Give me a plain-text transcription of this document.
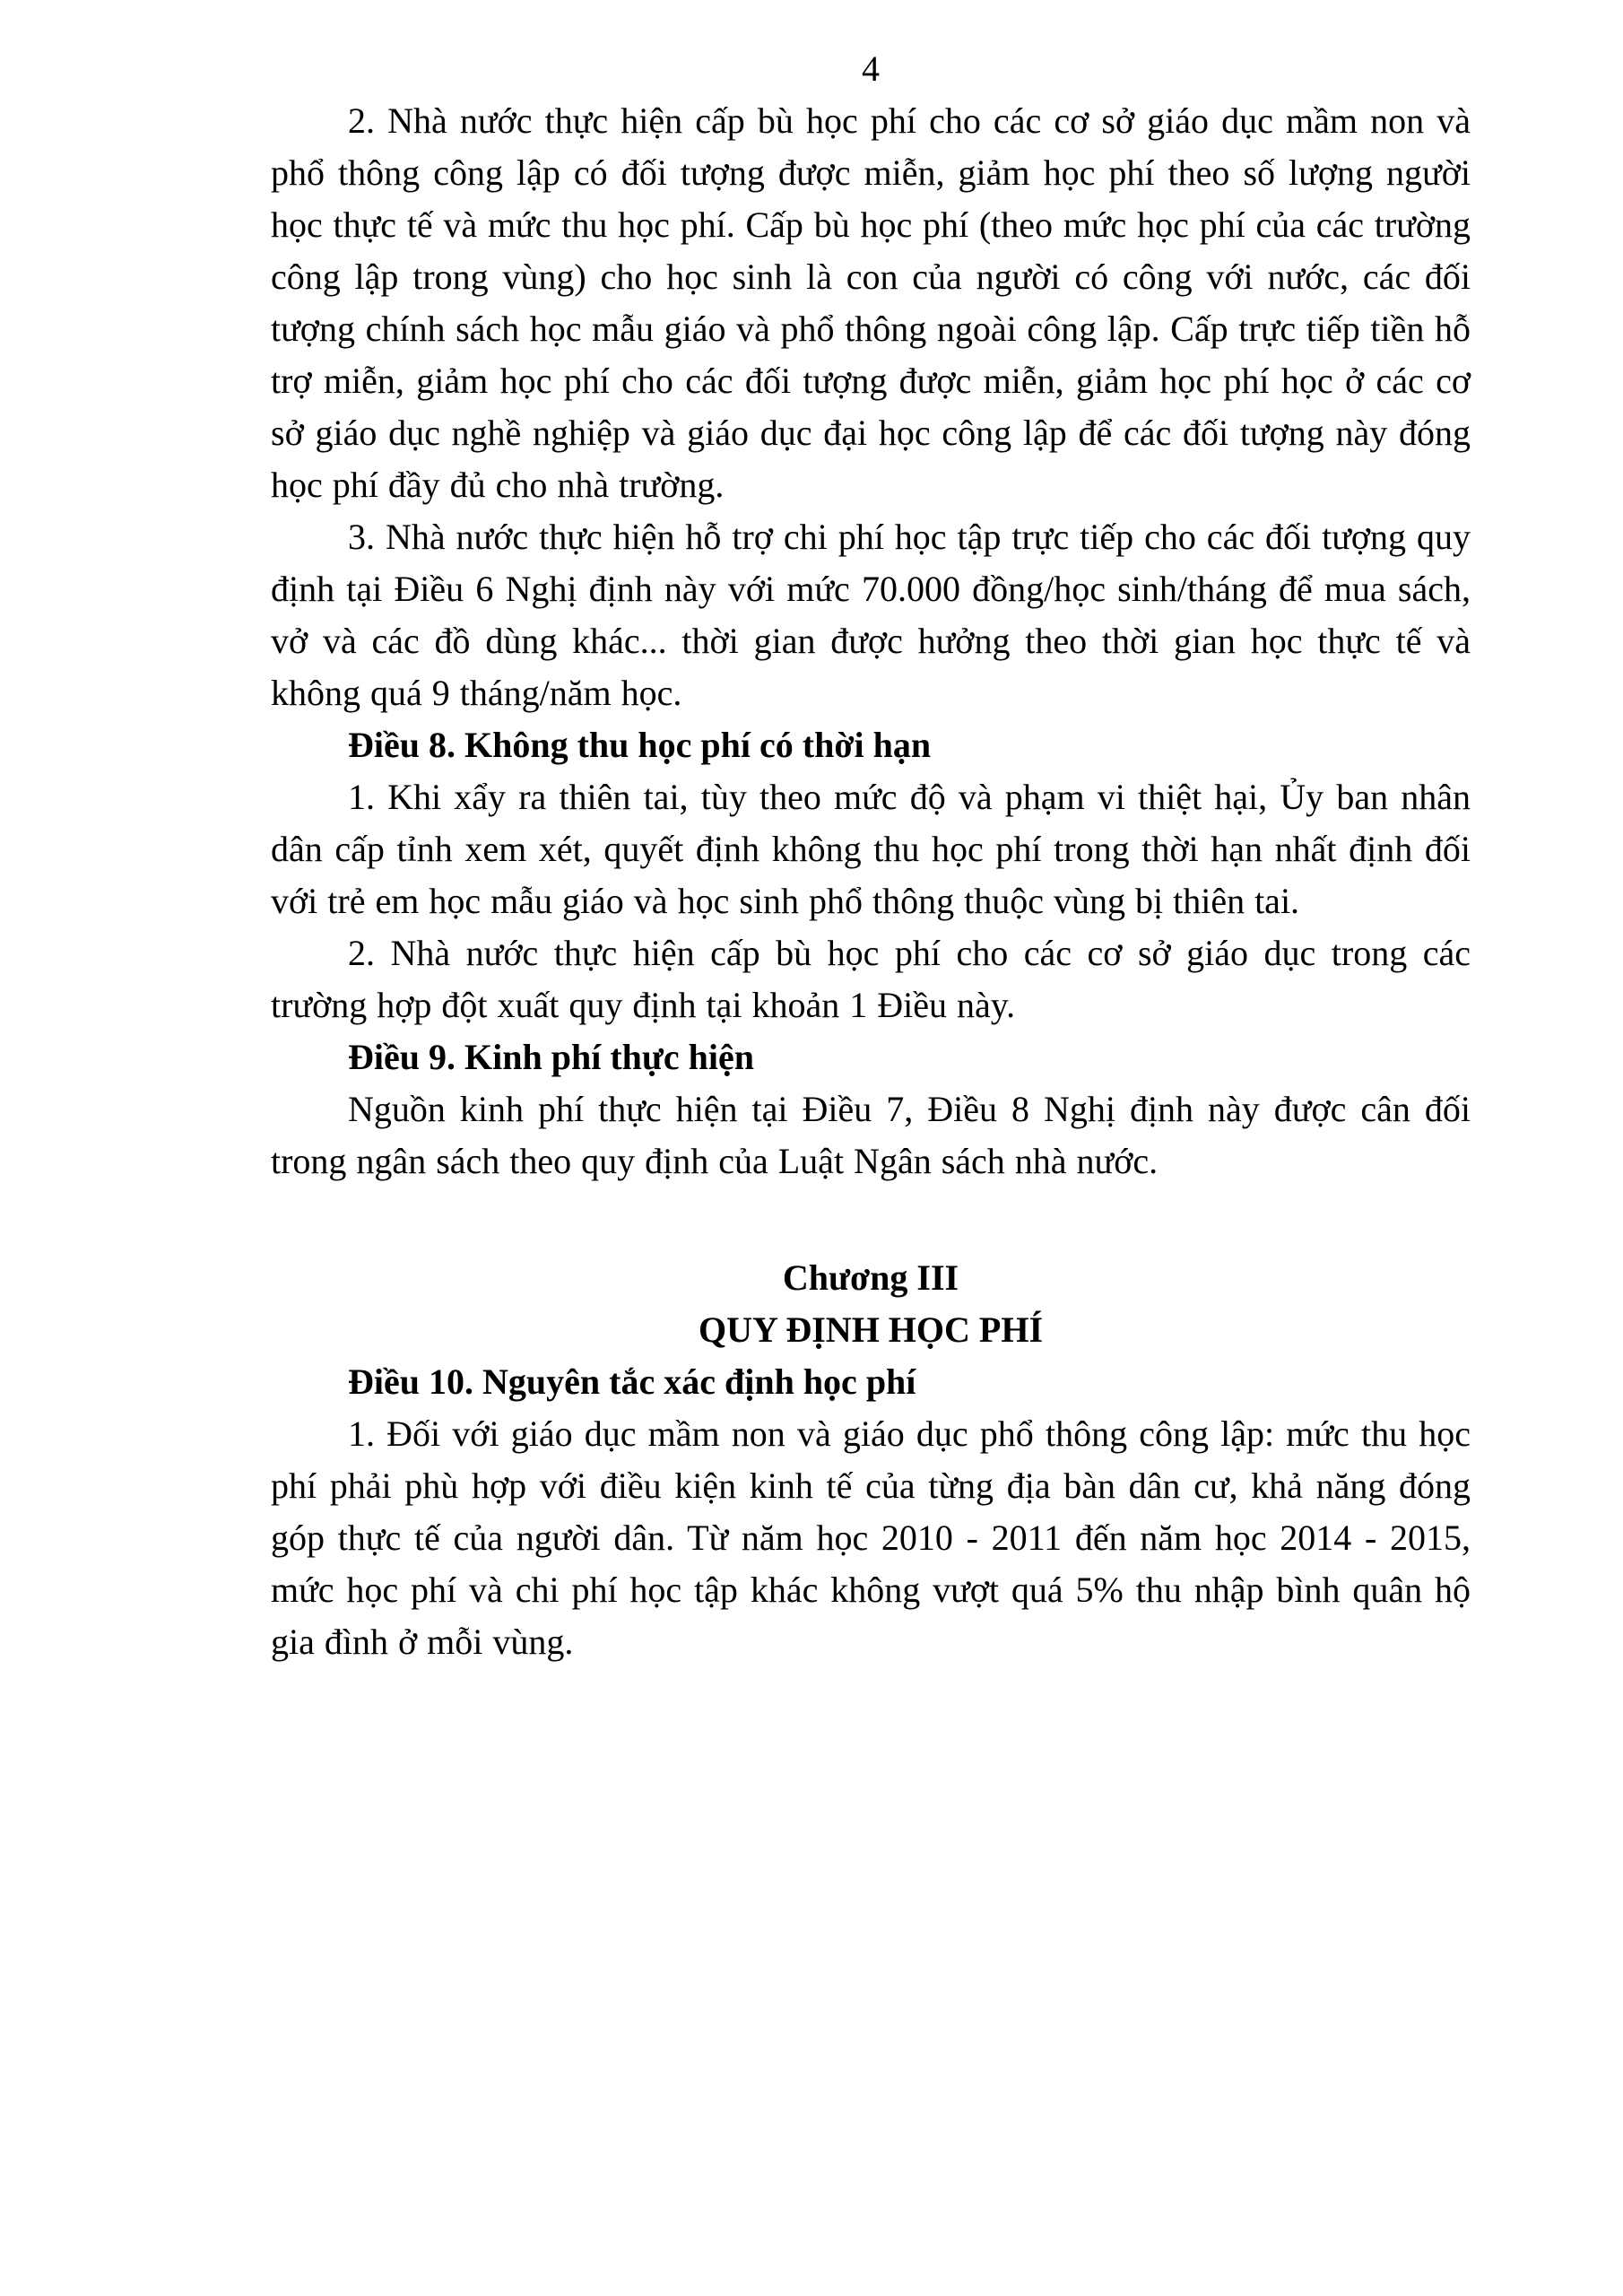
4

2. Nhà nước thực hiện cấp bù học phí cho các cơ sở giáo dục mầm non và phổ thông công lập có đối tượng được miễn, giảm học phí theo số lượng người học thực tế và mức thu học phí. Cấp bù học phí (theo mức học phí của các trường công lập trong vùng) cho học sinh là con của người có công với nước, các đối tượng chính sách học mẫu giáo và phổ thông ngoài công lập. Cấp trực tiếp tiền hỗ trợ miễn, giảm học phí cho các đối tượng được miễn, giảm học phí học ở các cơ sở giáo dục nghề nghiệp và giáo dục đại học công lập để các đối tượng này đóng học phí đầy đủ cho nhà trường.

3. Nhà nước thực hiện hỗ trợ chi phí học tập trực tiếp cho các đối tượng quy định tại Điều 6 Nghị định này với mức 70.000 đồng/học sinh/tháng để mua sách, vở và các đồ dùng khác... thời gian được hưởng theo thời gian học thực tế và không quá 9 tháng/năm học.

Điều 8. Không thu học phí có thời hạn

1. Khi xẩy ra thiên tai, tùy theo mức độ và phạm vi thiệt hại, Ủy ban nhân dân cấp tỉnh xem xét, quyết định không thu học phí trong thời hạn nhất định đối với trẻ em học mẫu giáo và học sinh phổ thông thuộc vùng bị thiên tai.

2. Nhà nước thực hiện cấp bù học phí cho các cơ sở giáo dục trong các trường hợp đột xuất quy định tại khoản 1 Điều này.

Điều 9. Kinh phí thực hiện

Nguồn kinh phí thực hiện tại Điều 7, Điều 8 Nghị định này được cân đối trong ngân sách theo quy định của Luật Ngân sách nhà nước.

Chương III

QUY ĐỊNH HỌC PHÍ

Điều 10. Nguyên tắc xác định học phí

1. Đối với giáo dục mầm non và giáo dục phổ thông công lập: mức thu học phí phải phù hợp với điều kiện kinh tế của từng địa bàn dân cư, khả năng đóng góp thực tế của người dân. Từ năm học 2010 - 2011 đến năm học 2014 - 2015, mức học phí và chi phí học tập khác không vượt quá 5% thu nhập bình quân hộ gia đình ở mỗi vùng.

--

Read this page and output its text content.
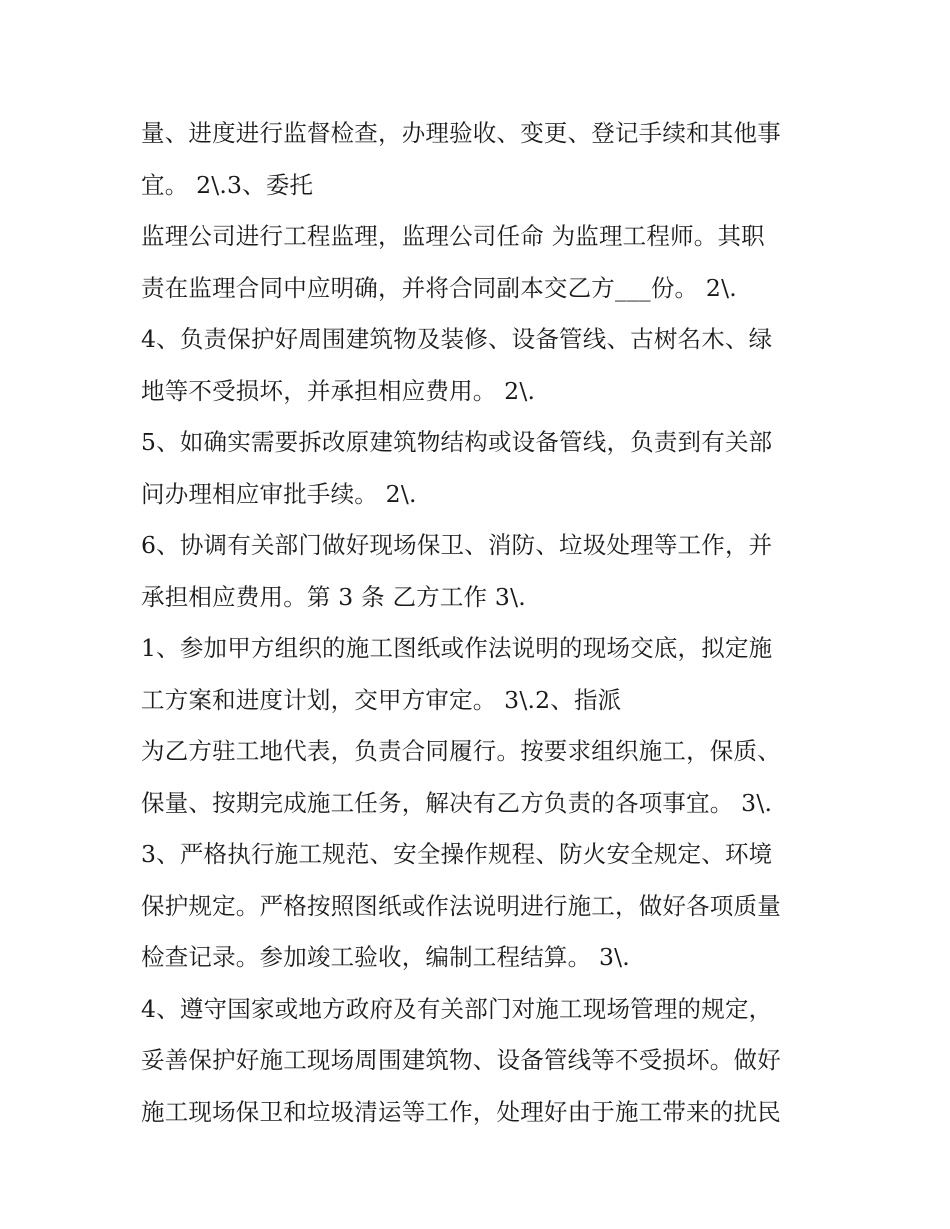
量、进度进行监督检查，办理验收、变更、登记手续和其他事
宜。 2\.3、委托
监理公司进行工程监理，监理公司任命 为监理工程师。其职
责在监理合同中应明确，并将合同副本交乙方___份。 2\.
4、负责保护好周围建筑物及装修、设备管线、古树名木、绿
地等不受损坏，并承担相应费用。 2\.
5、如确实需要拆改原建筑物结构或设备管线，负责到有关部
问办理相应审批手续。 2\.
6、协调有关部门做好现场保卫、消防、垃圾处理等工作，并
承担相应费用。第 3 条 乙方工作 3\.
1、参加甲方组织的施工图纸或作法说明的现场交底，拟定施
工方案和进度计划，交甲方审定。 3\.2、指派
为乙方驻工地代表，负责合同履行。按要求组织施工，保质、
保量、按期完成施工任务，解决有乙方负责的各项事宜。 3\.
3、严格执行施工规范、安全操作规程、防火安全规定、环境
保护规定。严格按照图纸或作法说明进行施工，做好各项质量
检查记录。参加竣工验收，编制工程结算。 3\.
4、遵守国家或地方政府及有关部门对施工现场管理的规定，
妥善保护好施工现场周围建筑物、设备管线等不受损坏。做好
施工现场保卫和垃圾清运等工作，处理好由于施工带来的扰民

**Task objective:**
Track down every line of the material containing the string "tiếp", and copy it.

**Solved exercise:**
2. Nhà nước thực hiện cấp bù học phí cho các cơ sở giáo dục mầm non và phổ thông công lập có đối tượng được miễn, giảm học phí theo số lượng người học thực tế và mức thu học phí. Cấp bù học phí (theo mức học phí của các trường công lập trong vùng) cho học sinh là con của người có công với nước, các đối tượng chính sách học mẫu giáo và phổ thông ngoài công lập. Cấp trực tiếp tiền hỗ trợ miễn, giảm học phí cho các đối tượng được miễn, giảm học phí học ở các cơ sở giáo dục nghề nghiệp và giáo dục đại học công lập để các đối tượng này đóng học phí đầy đủ cho nhà trường.
3. Nhà nước thực hiện hỗ trợ chi phí học tập trực tiếp cho các đối tượng quy định tại Điều 6 Nghị định này với mức 70.000 đồng/học sinh/tháng để mua sách, vở và các đồ dùng khác... thời gian được hưởng theo thời gian học thực tế và không quá 9 tháng/năm học.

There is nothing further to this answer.